CHECK YOUR UNDERSTANDING:
A - Write out the stretch of the text on calling conventions from "Note that all" through "plain i64 values.".
B - Please condense the paragraph of the text on calling conventions that begins "Note that all native Go data types" into a short bulleted list that keeps its main facts.
C - Proceed with the text on calling conventions, starting after its final sentence.

TEXT PROVIDED:
━━━━━━━━━━━━━━━━
Calling convention

Go uses a stack-based calling convention and passes a pointer to the argument list as the first argument in the function. There were/are plans to switch to a register-based calling convention but they’re now on hold.

TinyGo, however, uses a register based calling convention. In fact it is somewhat compatible with the C calling convention but with a few quirks:

  • Struct parameters are split into separate arguments, if the number of fields (after flattening recursively) is 3 or lower. This is similar to the Swift calling convention. In the case of TinyGo, the size of each field does not matter, a field can even be an array:

    {i8*, i32}           -> i8*, i32
    {{i8*, i32}, i16}    -> i8*, i32, i16
    {{i64}}              -> i64
    {}                   ->
    {i8*, i32, i8, i8}   -> {i8*, i32, i8, i8}
    {{i8*, i32, i8}, i8} -> {{i8*, i32, i8}, i8}
    

    Note that all native Go data types that are lowered to aggregate types in LLVM are expanded this way: string, slices, interfaces, and fat function pointers. This avoids some overhead in the C calling convention and makes the work of the LLVM optimizers easier.

  • Some environments don’t support i64 parameters and return values (like old Node.js versions). Therefore, when targeting browsers, TinyGo will use a special ABI where these parameters and return values are returned with i64, allocating the value on the C stack. In other words, imported functions are called with a 64-bit integer on the stack and exported functions must be called with a pointer to a 64-bit integer somewhere in linear memory.

    WASI doesn’t have this limitation so it will always use plain i64 values.
━━━━━━━━━━━━━━━━
EXTRACTED INFORMATION:
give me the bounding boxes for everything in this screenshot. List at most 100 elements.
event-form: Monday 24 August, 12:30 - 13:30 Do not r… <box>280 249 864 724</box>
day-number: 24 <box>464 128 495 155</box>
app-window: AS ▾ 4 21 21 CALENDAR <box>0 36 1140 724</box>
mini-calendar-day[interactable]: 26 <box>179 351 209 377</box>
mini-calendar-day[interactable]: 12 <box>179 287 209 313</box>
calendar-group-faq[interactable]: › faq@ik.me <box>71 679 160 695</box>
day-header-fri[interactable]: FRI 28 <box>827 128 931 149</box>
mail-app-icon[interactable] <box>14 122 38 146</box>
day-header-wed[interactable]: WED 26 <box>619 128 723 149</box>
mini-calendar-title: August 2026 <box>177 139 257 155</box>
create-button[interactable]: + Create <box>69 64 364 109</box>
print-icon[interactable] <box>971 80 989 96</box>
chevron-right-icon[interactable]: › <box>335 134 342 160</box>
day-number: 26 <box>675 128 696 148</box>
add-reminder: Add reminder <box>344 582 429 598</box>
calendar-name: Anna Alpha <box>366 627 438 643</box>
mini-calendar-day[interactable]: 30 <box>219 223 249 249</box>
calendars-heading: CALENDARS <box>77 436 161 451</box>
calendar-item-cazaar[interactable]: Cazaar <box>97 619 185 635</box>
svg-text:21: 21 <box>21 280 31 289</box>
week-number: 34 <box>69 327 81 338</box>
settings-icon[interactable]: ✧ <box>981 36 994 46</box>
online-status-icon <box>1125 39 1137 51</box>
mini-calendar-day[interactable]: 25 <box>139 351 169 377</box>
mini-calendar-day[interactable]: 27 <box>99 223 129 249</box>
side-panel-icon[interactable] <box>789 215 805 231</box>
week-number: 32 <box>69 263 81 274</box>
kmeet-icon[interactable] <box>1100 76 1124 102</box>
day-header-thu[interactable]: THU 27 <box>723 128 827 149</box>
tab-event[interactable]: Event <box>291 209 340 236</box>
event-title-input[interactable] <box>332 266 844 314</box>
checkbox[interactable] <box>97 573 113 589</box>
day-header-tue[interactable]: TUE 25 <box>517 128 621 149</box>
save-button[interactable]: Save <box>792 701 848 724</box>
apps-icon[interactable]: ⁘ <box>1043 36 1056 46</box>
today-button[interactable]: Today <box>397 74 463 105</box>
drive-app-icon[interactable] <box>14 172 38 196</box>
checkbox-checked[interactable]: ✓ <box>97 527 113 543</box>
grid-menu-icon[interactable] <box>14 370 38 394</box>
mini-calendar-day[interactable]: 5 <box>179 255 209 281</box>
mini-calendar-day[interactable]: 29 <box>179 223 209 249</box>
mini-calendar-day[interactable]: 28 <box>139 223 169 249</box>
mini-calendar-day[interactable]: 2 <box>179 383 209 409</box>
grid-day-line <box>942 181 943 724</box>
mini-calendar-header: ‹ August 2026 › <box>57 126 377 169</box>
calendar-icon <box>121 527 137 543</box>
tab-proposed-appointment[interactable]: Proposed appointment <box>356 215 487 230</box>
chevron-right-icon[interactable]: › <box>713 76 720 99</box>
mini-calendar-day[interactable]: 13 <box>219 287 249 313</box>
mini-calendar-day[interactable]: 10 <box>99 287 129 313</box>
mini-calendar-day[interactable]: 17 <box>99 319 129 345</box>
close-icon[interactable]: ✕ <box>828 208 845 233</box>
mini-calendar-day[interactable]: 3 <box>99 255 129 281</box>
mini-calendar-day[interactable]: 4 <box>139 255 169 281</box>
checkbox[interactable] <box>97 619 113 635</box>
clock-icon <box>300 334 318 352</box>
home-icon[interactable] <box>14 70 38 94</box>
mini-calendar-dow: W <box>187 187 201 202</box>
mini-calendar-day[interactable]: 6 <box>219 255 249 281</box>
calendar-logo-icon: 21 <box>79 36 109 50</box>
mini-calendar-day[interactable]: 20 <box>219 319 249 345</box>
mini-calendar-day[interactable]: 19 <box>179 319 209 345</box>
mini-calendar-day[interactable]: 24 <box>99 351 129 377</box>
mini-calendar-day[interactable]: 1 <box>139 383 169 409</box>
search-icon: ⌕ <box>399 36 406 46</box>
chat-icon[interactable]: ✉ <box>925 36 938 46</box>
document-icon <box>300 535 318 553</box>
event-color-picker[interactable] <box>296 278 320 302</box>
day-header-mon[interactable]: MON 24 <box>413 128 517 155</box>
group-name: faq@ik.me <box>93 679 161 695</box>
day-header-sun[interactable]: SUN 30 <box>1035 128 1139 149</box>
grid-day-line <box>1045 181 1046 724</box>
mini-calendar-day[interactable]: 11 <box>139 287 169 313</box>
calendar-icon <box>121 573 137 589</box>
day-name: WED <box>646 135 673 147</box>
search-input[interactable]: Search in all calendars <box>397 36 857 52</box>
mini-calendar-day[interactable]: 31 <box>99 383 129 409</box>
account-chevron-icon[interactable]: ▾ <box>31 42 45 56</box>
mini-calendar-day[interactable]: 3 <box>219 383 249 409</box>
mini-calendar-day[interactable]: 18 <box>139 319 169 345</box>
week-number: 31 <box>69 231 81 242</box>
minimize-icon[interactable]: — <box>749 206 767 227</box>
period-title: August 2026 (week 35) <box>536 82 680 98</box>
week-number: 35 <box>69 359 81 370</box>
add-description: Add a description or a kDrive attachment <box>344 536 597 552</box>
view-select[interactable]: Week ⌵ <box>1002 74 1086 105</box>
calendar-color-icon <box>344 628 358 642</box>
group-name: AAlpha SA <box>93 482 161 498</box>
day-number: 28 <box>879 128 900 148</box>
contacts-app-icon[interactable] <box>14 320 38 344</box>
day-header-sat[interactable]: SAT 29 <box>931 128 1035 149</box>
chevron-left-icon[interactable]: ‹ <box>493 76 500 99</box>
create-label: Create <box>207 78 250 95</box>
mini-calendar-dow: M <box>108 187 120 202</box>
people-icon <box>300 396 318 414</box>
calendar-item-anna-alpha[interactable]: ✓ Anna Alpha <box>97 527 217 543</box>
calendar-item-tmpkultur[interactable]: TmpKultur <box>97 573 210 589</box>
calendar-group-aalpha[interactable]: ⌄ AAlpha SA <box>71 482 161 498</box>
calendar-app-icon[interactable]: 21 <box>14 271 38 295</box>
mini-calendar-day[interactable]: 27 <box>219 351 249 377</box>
━━━━━━━━━━━━━━━━
ANSWER LIST:
A -
Note that all native Go data types that are lowered to aggregate types in LLVM are expanded this way: string, slices, interfaces, and fat function pointers. This avoids some overhead in the C calling convention and makes the work of the LLVM optimizers easier.

  • Some environments don’t support i64 parameters and return values (like old Node.js versions). Therefore, when targeting browsers, TinyGo will use a special ABI where these parameters and return values are returned with i64, allocating the value on the C stack. In other words, imported functions are called with a 64-bit integer on the stack and exported functions must be called with a pointer to a 64-bit integer somewhere in linear memory.

    WASI doesn’t have this limitation so it will always use plain i64 values.

B -
- Native Go data types lowered to aggregate types in LLVM are expanded the same way: strings, slices, interfaces, and fat function pointers.
- This avoids some overhead in the C calling convention.
- It makes the work of the LLVM optimizers easier.

C -
    We will eventually remove support for this workaround, as it is only really needed for very old Node.js versions.

  • The WebAssembly target does not return variables directly that cannot be handled by JavaScript (see above about i64, also struct, i64, multiple return values, etc). Instead, they are stored into a pointer passed as the first parameter by the caller.

    This is the calling convention as implemented by LLVM, with the extension that i64 return values are returned in the same way as aggregate types.

  • Non-exported functions have two extra i8* (roughly equivalent to unsafe.Pointer) parameters appended at the end of the argument list. The first extra parameter is the context for when the function is a function pointer. If it is known not to be a closure, this value may be left undefined. The second extra parameter is the parent goroutine handle, which is used only in blocking functions to return to the parent, otherwise it is also unused and may be left undefined.

This calling convention may change in the future. Changes will be documented here. However, even though it may change, it is expected that function signatures that only contain integers and pointers will remain stable.